• _Task statement_
Type out each record word for word. Pictures stay out.

(Items from a data source)
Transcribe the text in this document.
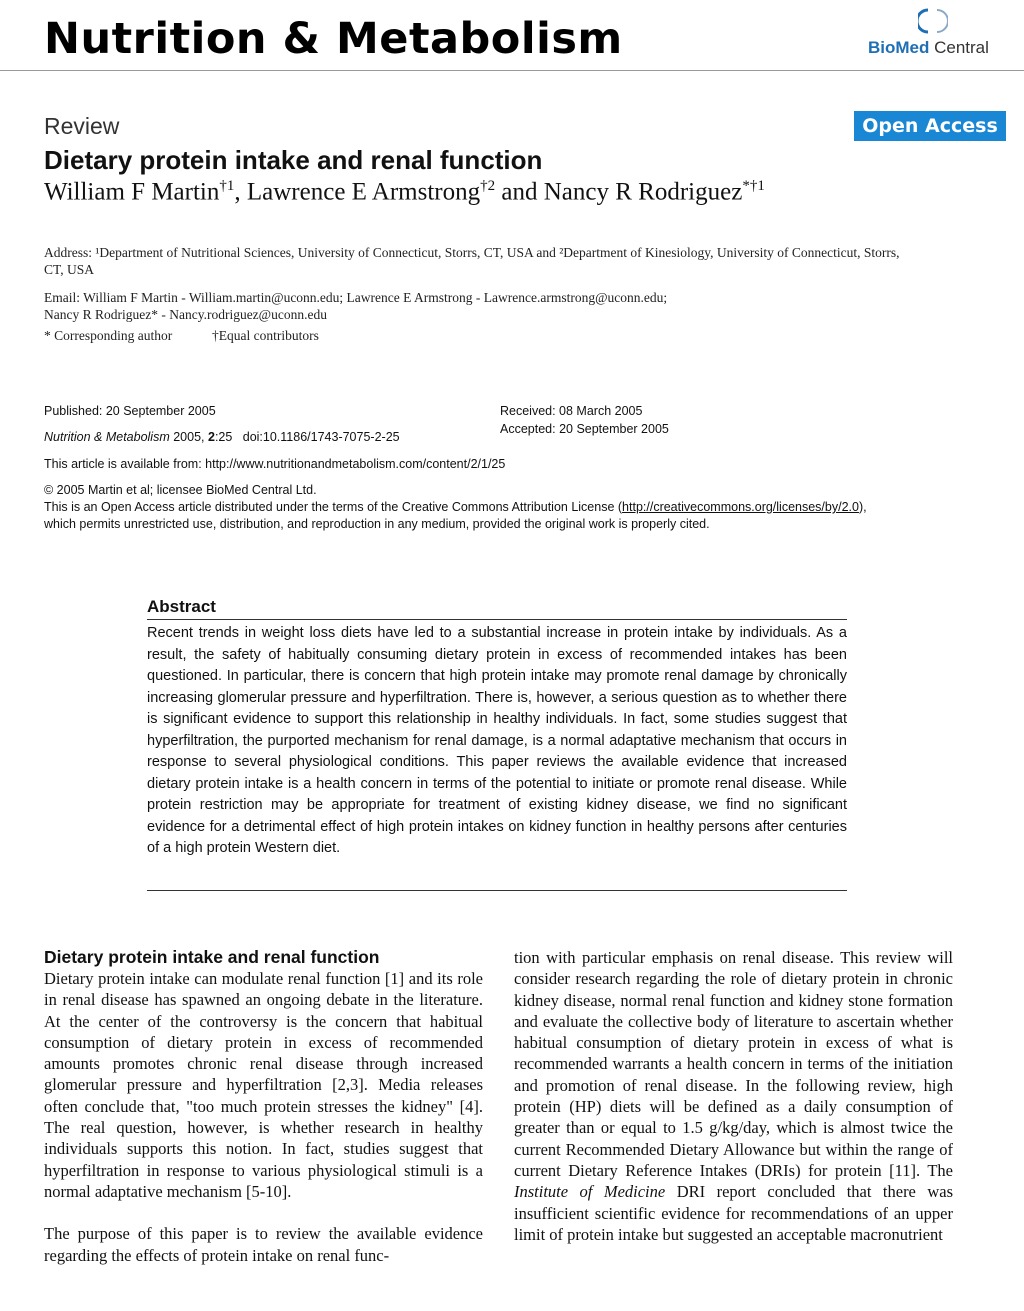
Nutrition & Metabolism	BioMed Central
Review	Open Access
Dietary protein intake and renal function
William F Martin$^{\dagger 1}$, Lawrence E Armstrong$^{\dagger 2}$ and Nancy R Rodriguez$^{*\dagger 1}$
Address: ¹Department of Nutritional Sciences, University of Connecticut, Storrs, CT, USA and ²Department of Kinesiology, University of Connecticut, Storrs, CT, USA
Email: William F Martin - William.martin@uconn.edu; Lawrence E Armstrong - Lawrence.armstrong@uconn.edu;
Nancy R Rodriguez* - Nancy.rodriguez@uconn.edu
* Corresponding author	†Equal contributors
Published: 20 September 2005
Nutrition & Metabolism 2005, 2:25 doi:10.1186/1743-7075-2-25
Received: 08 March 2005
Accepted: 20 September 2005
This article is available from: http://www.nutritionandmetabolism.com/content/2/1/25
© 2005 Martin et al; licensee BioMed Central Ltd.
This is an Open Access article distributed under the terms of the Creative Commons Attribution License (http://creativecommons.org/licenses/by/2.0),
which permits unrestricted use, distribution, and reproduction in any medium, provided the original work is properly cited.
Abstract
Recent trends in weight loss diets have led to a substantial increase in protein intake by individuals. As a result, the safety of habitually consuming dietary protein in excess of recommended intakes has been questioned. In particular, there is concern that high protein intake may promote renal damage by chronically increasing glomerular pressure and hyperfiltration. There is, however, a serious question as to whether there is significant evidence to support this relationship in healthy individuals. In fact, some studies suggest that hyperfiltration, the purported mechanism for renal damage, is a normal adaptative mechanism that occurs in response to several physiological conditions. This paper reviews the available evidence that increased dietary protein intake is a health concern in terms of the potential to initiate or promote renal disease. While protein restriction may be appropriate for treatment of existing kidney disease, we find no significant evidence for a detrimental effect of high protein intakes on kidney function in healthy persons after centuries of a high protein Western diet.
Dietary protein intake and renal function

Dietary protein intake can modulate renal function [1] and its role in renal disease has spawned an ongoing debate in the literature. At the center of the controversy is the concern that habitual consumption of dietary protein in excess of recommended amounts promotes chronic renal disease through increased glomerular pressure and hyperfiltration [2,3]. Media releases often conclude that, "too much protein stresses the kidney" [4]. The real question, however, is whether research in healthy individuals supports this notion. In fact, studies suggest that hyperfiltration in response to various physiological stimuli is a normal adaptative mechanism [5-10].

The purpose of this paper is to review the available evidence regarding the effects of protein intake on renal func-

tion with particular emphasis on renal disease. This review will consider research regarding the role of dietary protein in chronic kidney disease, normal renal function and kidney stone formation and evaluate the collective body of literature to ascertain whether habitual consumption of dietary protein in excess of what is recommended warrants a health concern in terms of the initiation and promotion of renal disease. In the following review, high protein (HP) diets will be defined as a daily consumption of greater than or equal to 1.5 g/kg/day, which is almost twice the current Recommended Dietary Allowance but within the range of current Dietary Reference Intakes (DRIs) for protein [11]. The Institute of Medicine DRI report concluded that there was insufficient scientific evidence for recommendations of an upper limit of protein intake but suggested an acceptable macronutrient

• _Answer space_
Transcribe the text in this document.
Nutrition & Metabolism	BioMed Central
Review	Open Access
Dietary protein intake and renal function
William F Martin$^{\dagger 1}$, Lawrence E Armstrong$^{\dagger 2}$ and Nancy R Rodriguez$^{*\dagger 1}$
Address: ¹Department of Nutritional Sciences, University of Connecticut, Storrs, CT, USA and ²Department of Kinesiology, University of Connecticut, Storrs, CT, USA
Email: William F Martin - William.martin@uconn.edu; Lawrence E Armstrong - Lawrence.armstrong@uconn.edu;
Nancy R Rodriguez* - Nancy.rodriguez@uconn.edu
* Corresponding author	†Equal contributors
Published: 20 September 2005
Nutrition & Metabolism 2005, 2:25 doi:10.1186/1743-7075-2-25
Received: 08 March 2005
Accepted: 20 September 2005
This article is available from: http://www.nutritionandmetabolism.com/content/2/1/25
© 2005 Martin et al; licensee BioMed Central Ltd.
This is an Open Access article distributed under the terms of the Creative Commons Attribution License (http://creativecommons.org/licenses/by/2.0),
which permits unrestricted use, distribution, and reproduction in any medium, provided the original work is properly cited.
Abstract
Recent trends in weight loss diets have led to a substantial increase in protein intake by individuals. As a result, the safety of habitually consuming dietary protein in excess of recommended intakes has been questioned. In particular, there is concern that high protein intake may promote renal damage by chronically increasing glomerular pressure and hyperfiltration. There is, however, a serious question as to whether there is significant evidence to support this relationship in healthy individuals. In fact, some studies suggest that hyperfiltration, the purported mechanism for renal damage, is a normal adaptative mechanism that occurs in response to several physiological conditions. This paper reviews the available evidence that increased dietary protein intake is a health concern in terms of the potential to initiate or promote renal disease. While protein restriction may be appropriate for treatment of existing kidney disease, we find no significant evidence for a detrimental effect of high protein intakes on kidney function in healthy persons after centuries of a high protein Western diet.
Dietary protein intake and renal function

Dietary protein intake can modulate renal function [1] and its role in renal disease has spawned an ongoing debate in the literature. At the center of the controversy is the concern that habitual consumption of dietary protein in excess of recommended amounts promotes chronic renal disease through increased glomerular pressure and hyperfiltration [2,3]. Media releases often conclude that, "too much protein stresses the kidney" [4]. The real question, however, is whether research in healthy individuals supports this notion. In fact, studies suggest that hyperfiltration in response to various physiological stimuli is a normal adaptative mechanism [5-10].

The purpose of this paper is to review the available evidence regarding the effects of protein intake on renal func-

tion with particular emphasis on renal disease. This review will consider research regarding the role of dietary protein in chronic kidney disease, normal renal function and kidney stone formation and evaluate the collective body of literature to ascertain whether habitual consumption of dietary protein in excess of what is recommended warrants a health concern in terms of the initiation and promotion of renal disease. In the following review, high protein (HP) diets will be defined as a daily consumption of greater than or equal to 1.5 g/kg/day, which is almost twice the current Recommended Dietary Allowance but within the range of current Dietary Reference Intakes (DRIs) for protein [11]. The Institute of Medicine DRI report concluded that there was insufficient scientific evidence for recommendations of an upper limit of protein intake but suggested an acceptable macronutrient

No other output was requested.